— EXERCISE DIRECTIONS —
Omit the pictures, please, and give each record below again exactly.

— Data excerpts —
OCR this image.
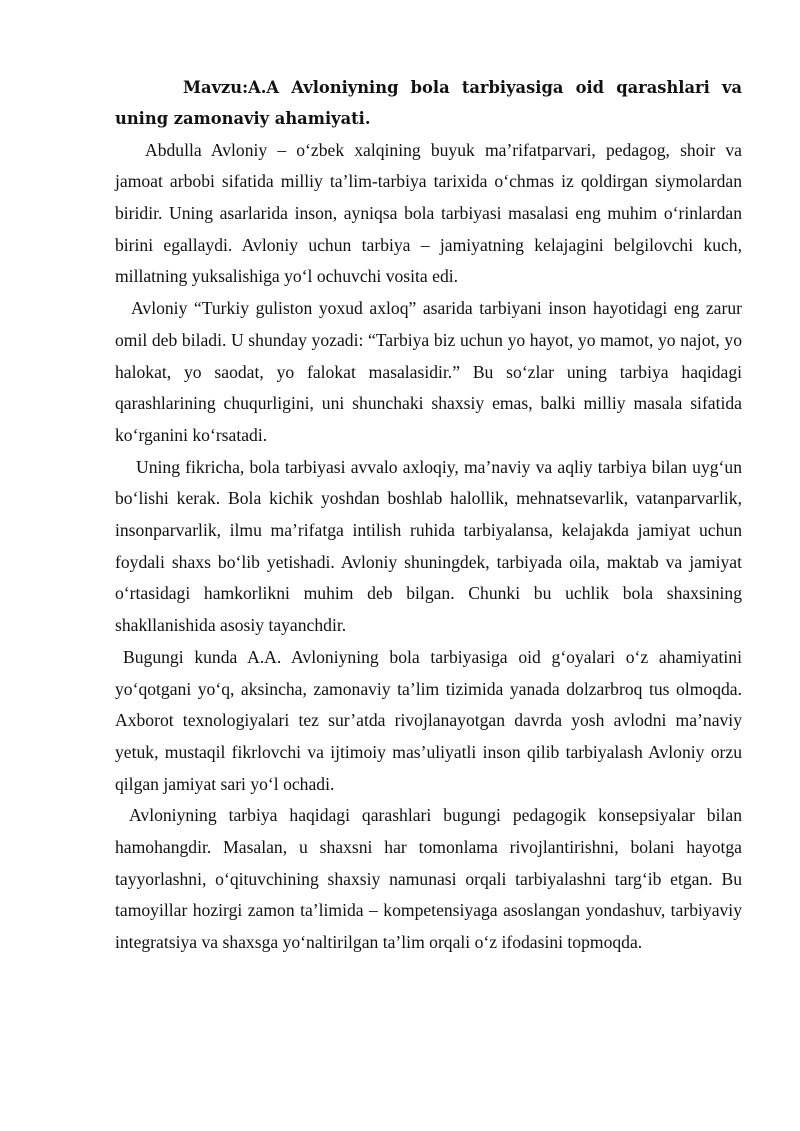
Mavzu:A.A Avloniyning bola tarbiyasiga oid qarashlari va uning zamonaviy ahamiyati.

Abdulla Avloniy – o‘zbek xalqining buyuk ma’rifatparvari, pedagog, shoir va jamoat arbobi sifatida milliy ta’lim-tarbiya tarixida o‘chmas iz qoldirgan siymolardan biridir. Uning asarlarida inson, ayniqsa bola tarbiyasi masalasi eng muhim o‘rinlardan birini egallaydi. Avloniy uchun tarbiya – jamiyatning kelajagini belgilovchi kuch, millatning yuksalishiga yo‘l ochuvchi vosita edi.

Avloniy “Turkiy guliston yoxud axloq” asarida tarbiyani inson hayotidagi eng zarur omil deb biladi. U shunday yozadi: “Tarbiya biz uchun yo hayot, yo mamot, yo najot, yo halokat, yo saodat, yo falokat masalasidir.” Bu so‘zlar uning tarbiya haqidagi qarashlarining chuqurligini, uni shunchaki shaxsiy emas, balki milliy masala sifatida ko‘rganini ko‘rsatadi.

Uning fikricha, bola tarbiyasi avvalo axloqiy, ma’naviy va aqliy tarbiya bilan uyg‘un bo‘lishi kerak. Bola kichik yoshdan boshlab halollik, mehnatsevarlik, vatanparvarlik, insonparvarlik, ilmu ma’rifatga intilish ruhida tarbiyalansa, kelajakda jamiyat uchun foydali shaxs bo‘lib yetishadi. Avloniy shuningdek, tarbiyada oila, maktab va jamiyat o‘rtasidagi hamkorlikni muhim deb bilgan. Chunki bu uchlik bola shaxsining shakllanishida asosiy tayanchdir.

Bugungi kunda A.A. Avloniyning bola tarbiyasiga oid g‘oyalari o‘z ahamiyatini yo‘qotgani yo‘q, aksincha, zamonaviy ta’lim tizimida yanada dolzarbroq tus olmoqda. Axborot texnologiyalari tez sur’atda rivojlanayotgan davrda yosh avlodni ma’naviy yetuk, mustaqil fikrlovchi va ijtimoiy mas’uliyatli inson qilib tarbiyalash Avloniy orzu qilgan jamiyat sari yo‘l ochadi.

Avloniyning tarbiya haqidagi qarashlari bugungi pedagogik konsepsiyalar bilan hamohangdir. Masalan, u shaxsni har tomonlama rivojlantirishni, bolani hayotga tayyorlashni, o‘qituvchining shaxsiy namunasi orqali tarbiyalashni targ‘ib etgan. Bu tamoyillar hozirgi zamon ta’limida – kompetensiyaga asoslangan yondashuv, tarbiyaviy integratsiya va shaxsga yo‘naltirilgan ta’lim orqali o‘z ifodasini topmoqda.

— EXERCISE RESULT —
OCR this image.
Mavzu:A.A Avloniyning bola tarbiyasiga oid qarashlari va uning zamonaviy ahamiyati.

Abdulla Avloniy – o‘zbek xalqining buyuk ma’rifatparvari, pedagog, shoir va jamoat arbobi sifatida milliy ta’lim-tarbiya tarixida o‘chmas iz qoldirgan siymolardan biridir. Uning asarlarida inson, ayniqsa bola tarbiyasi masalasi eng muhim o‘rinlardan birini egallaydi. Avloniy uchun tarbiya – jamiyatning kelajagini belgilovchi kuch, millatning yuksalishiga yo‘l ochuvchi vosita edi.

Avloniy “Turkiy guliston yoxud axloq” asarida tarbiyani inson hayotidagi eng zarur omil deb biladi. U shunday yozadi: “Tarbiya biz uchun yo hayot, yo mamot, yo najot, yo halokat, yo saodat, yo falokat masalasidir.” Bu so‘zlar uning tarbiya haqidagi qarashlarining chuqurligini, uni shunchaki shaxsiy emas, balki milliy masala sifatida ko‘rganini ko‘rsatadi.

Uning fikricha, bola tarbiyasi avvalo axloqiy, ma’naviy va aqliy tarbiya bilan uyg‘un bo‘lishi kerak. Bola kichik yoshdan boshlab halollik, mehnatsevarlik, vatanparvarlik, insonparvarlik, ilmu ma’rifatga intilish ruhida tarbiyalansa, kelajakda jamiyat uchun foydali shaxs bo‘lib yetishadi. Avloniy shuningdek, tarbiyada oila, maktab va jamiyat o‘rtasidagi hamkorlikni muhim deb bilgan. Chunki bu uchlik bola shaxsining shakllanishida asosiy tayanchdir.

Bugungi kunda A.A. Avloniyning bola tarbiyasiga oid g‘oyalari o‘z ahamiyatini yo‘qotgani yo‘q, aksincha, zamonaviy ta’lim tizimida yanada dolzarbroq tus olmoqda. Axborot texnologiyalari tez sur’atda rivojlanayotgan davrda yosh avlodni ma’naviy yetuk, mustaqil fikrlovchi va ijtimoiy mas’uliyatli inson qilib tarbiyalash Avloniy orzu qilgan jamiyat sari yo‘l ochadi.

Avloniyning tarbiya haqidagi qarashlari bugungi pedagogik konsepsiyalar bilan hamohangdir. Masalan, u shaxsni har tomonlama rivojlantirishni, bolani hayotga tayyorlashni, o‘qituvchining shaxsiy namunasi orqali tarbiyalashni targ‘ib etgan. Bu tamoyillar hozirgi zamon ta’limida – kompetensiyaga asoslangan yondashuv, tarbiyaviy integratsiya va shaxsga yo‘naltirilgan ta’lim orqali o‘z ifodasini topmoqda.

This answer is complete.